*Given request*. In the material below, find each line holding the string "this" and copy it.

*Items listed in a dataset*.
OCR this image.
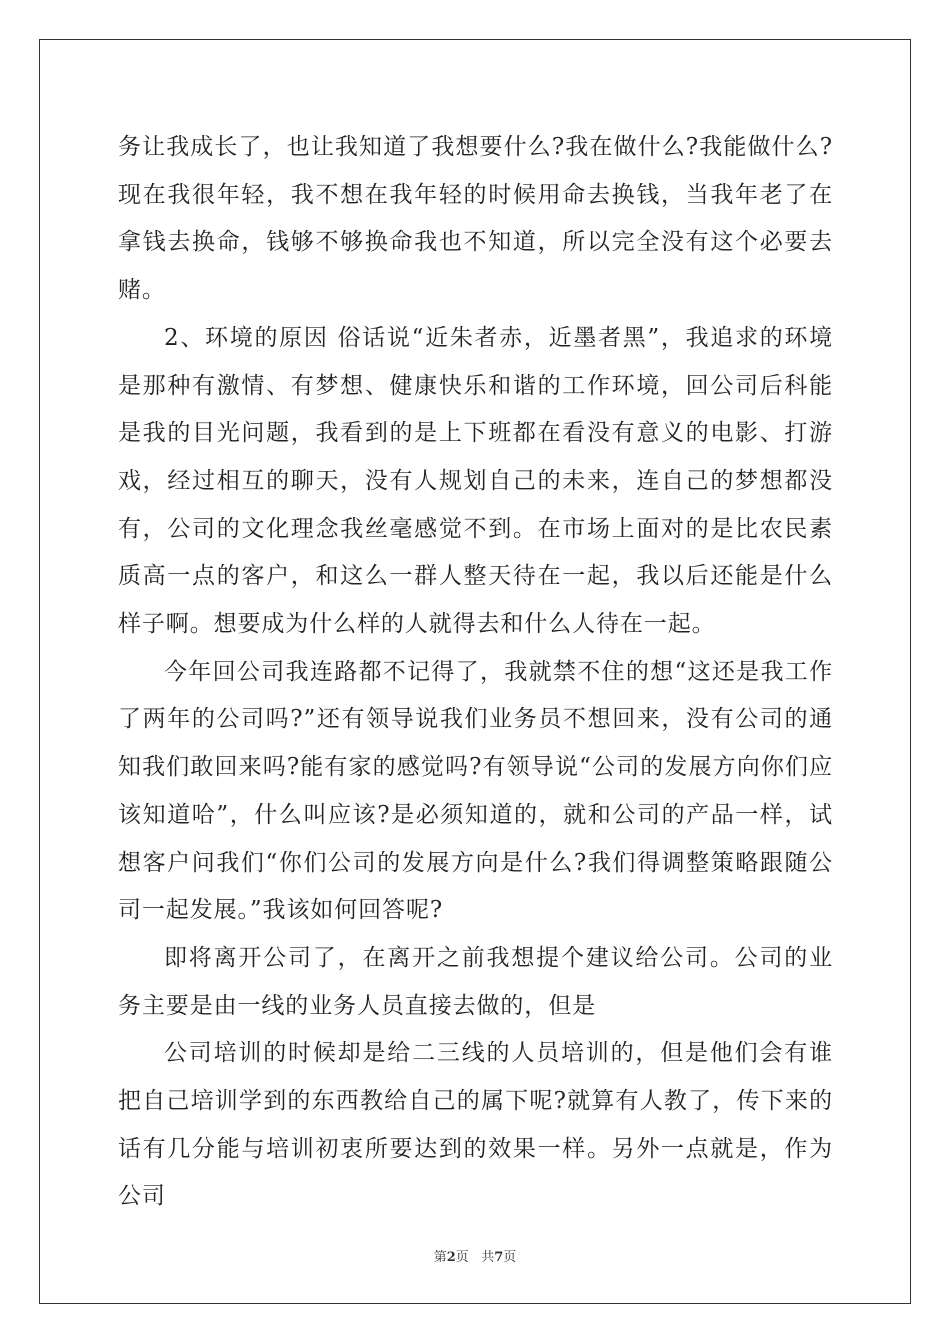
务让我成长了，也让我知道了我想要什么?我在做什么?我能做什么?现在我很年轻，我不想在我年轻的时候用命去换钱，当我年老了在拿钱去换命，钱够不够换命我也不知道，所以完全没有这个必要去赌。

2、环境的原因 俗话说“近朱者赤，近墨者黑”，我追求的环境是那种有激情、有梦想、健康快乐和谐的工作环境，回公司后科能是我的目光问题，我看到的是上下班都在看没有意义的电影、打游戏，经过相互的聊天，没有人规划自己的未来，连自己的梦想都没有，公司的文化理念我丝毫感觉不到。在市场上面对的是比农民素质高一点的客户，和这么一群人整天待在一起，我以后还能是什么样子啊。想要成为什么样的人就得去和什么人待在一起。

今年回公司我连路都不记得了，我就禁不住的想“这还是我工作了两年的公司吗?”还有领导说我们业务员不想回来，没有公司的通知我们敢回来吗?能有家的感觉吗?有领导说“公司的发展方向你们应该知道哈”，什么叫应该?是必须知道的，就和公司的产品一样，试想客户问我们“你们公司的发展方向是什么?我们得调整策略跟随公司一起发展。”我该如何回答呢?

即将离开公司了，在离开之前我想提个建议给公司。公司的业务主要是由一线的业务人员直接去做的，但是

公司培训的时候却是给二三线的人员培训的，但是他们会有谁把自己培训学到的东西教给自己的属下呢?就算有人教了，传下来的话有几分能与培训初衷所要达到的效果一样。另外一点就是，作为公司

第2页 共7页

...

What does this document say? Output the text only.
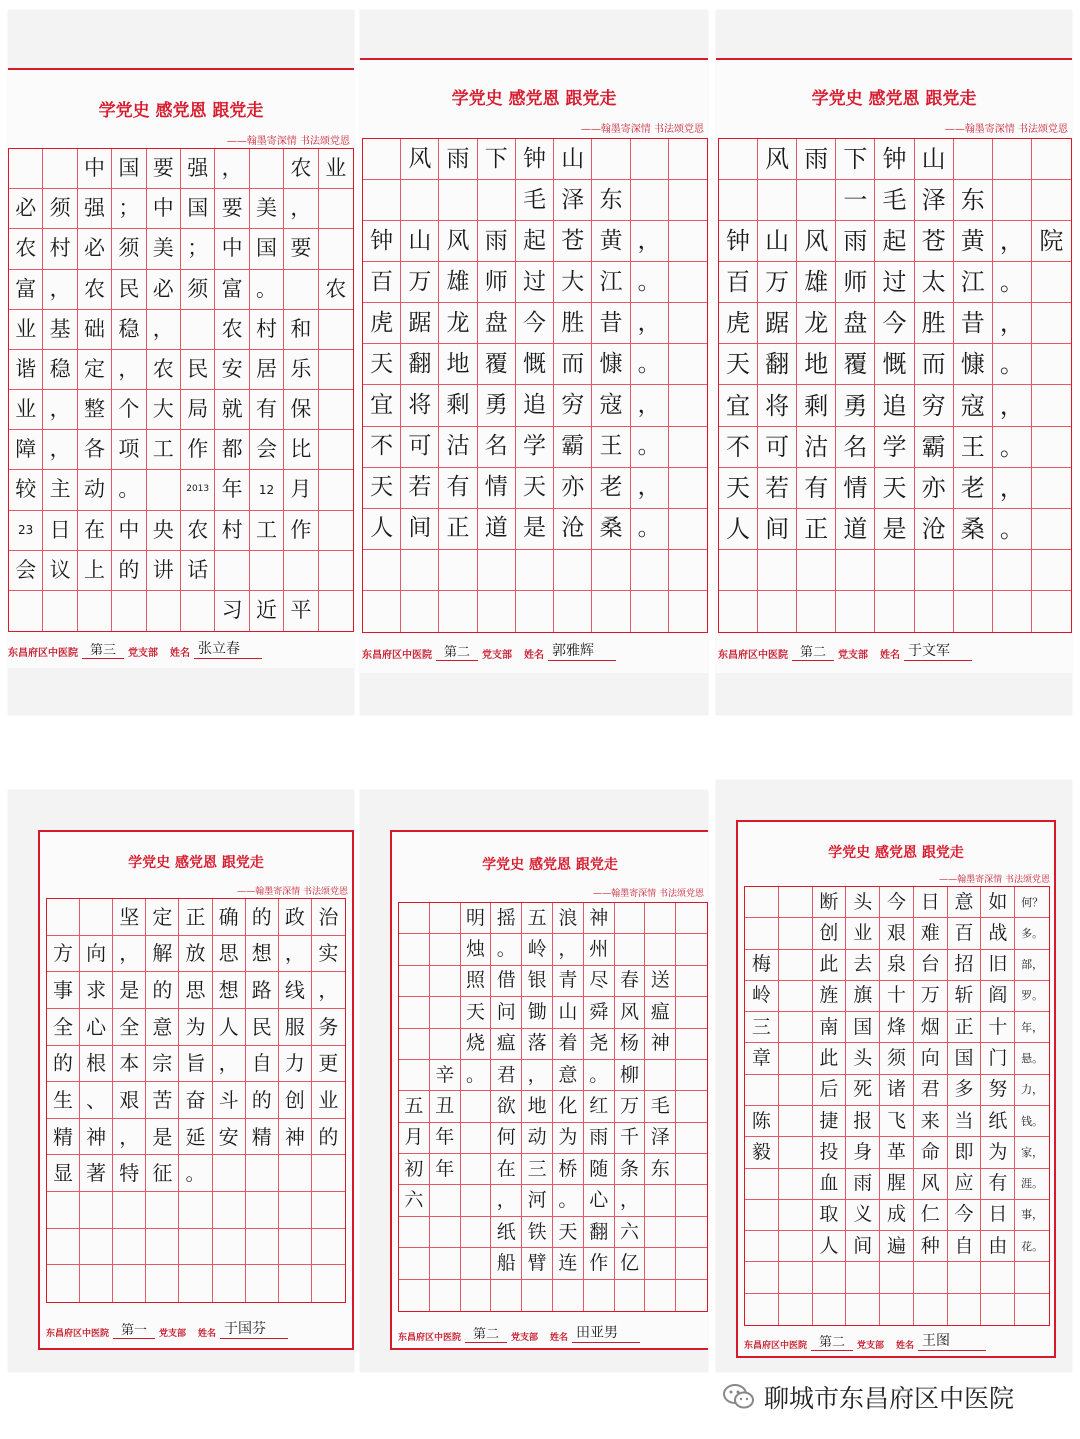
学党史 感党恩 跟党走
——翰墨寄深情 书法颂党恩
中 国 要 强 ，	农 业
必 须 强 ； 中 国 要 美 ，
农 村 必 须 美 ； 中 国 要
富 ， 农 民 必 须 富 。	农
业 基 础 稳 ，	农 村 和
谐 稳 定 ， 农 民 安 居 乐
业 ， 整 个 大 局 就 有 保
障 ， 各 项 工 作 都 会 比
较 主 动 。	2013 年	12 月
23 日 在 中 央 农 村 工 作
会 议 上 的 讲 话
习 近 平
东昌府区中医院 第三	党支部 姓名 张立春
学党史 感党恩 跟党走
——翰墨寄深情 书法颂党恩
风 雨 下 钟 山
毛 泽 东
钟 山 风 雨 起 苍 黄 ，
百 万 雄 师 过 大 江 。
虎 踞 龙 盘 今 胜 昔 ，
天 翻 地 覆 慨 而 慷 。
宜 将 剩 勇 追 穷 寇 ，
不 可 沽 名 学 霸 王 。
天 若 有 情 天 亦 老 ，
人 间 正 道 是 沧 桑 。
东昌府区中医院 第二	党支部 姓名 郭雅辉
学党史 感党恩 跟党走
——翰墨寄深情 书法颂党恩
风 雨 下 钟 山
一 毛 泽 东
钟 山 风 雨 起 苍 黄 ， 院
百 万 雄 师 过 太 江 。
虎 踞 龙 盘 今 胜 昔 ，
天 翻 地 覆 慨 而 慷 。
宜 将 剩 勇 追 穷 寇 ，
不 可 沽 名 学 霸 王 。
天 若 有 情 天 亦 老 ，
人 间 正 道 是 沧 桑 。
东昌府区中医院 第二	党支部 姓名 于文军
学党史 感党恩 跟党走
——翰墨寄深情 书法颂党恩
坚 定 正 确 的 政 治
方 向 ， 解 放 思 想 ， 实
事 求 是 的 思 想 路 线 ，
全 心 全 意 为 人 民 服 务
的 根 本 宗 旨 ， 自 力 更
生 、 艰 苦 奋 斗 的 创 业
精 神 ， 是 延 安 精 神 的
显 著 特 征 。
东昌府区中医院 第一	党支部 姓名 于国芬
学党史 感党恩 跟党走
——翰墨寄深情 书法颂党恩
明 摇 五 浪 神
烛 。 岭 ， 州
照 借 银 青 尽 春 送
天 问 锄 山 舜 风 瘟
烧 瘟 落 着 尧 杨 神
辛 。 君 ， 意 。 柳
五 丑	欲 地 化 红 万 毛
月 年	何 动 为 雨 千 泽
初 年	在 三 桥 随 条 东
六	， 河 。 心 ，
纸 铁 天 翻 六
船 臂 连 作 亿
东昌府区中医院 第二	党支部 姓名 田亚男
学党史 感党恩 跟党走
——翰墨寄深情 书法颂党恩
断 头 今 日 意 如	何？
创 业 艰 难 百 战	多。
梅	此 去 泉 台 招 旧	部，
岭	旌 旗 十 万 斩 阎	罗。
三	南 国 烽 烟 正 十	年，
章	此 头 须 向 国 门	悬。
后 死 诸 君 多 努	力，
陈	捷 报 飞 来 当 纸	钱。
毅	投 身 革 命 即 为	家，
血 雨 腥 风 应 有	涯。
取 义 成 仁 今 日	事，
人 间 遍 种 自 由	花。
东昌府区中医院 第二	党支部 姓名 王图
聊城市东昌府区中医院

*The answer*.
OCR this image.
What does this document say? Output the text only.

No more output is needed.